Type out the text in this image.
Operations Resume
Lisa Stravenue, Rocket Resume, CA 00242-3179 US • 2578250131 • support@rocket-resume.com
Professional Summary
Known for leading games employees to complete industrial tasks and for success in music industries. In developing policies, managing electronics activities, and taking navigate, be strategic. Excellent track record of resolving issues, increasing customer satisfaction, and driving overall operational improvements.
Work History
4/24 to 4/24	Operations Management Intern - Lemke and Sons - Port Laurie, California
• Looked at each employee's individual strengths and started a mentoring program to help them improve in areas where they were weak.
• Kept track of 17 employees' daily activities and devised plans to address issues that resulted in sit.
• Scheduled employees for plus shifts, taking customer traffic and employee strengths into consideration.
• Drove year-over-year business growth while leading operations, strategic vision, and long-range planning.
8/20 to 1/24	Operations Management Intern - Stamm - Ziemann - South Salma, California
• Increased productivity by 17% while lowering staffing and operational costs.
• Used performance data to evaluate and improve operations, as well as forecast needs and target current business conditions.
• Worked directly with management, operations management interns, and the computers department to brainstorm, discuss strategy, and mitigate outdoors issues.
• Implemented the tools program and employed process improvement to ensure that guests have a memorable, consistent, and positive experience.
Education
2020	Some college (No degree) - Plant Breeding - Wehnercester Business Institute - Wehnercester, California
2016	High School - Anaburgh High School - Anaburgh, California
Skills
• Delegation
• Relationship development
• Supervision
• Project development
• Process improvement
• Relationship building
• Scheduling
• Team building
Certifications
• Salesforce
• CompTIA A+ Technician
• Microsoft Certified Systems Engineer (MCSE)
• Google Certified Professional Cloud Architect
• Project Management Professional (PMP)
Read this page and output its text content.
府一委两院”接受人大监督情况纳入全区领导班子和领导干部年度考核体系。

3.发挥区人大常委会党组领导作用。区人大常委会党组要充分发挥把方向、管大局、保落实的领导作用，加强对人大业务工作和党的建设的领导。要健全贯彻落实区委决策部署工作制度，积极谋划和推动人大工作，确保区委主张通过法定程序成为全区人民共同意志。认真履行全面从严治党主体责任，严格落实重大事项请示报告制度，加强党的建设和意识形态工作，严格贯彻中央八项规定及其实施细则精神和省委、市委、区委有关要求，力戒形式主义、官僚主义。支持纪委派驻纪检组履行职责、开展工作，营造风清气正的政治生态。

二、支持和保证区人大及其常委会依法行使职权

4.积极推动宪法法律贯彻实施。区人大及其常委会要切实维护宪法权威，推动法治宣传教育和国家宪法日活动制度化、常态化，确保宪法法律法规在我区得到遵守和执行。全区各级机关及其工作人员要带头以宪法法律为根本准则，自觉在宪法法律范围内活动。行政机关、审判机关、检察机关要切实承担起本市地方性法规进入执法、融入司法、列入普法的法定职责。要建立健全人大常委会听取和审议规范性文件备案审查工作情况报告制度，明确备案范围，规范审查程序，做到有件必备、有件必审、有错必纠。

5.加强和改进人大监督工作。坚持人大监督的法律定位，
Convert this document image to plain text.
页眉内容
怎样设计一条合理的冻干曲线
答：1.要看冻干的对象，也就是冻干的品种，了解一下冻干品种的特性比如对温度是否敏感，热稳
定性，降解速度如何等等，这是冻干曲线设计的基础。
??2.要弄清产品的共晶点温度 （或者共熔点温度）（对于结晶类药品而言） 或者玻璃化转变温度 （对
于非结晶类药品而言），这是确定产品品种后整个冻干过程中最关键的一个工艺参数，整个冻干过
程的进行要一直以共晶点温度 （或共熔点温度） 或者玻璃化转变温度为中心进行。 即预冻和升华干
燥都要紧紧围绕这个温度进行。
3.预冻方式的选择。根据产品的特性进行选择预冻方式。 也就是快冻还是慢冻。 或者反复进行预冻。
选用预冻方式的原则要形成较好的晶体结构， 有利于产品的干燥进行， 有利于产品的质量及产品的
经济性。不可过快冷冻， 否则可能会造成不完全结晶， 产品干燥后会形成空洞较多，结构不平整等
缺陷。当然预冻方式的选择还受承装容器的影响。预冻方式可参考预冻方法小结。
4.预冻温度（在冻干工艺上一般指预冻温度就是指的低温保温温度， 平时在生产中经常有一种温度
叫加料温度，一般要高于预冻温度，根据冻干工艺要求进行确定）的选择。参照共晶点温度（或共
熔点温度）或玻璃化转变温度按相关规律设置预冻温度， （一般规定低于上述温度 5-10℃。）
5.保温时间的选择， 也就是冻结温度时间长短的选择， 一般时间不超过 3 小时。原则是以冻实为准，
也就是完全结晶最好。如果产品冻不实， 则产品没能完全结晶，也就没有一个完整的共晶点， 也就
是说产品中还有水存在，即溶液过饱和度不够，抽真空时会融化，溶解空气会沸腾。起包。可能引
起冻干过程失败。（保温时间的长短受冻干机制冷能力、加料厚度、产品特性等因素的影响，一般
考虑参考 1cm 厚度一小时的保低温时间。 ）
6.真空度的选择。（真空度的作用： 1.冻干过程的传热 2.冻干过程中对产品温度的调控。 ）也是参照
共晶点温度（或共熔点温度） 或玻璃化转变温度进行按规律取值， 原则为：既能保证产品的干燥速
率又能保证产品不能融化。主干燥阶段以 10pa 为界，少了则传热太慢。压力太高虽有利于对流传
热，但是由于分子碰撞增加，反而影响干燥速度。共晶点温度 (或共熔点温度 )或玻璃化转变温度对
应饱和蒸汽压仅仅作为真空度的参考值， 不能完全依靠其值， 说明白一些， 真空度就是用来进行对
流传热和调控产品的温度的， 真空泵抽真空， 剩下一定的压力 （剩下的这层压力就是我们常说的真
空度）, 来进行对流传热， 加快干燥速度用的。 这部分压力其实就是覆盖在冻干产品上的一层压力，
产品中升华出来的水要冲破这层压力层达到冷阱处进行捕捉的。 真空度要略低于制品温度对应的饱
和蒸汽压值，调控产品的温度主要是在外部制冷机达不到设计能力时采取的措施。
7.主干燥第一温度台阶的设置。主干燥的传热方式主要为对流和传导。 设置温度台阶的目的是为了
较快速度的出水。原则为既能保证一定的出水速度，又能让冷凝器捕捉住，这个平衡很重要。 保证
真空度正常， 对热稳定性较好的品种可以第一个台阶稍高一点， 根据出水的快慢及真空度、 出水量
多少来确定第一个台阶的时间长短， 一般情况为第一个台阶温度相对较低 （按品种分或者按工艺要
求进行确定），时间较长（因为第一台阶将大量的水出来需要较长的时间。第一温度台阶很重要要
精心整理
──────────
### TASK BRIEF
Lines that include the word "Certified" are to be extracted from the data above.

### EXPECTED OUTPUT
• Microsoft Certified Systems Engineer (MCSE)
• Google Certified Professional Cloud Architect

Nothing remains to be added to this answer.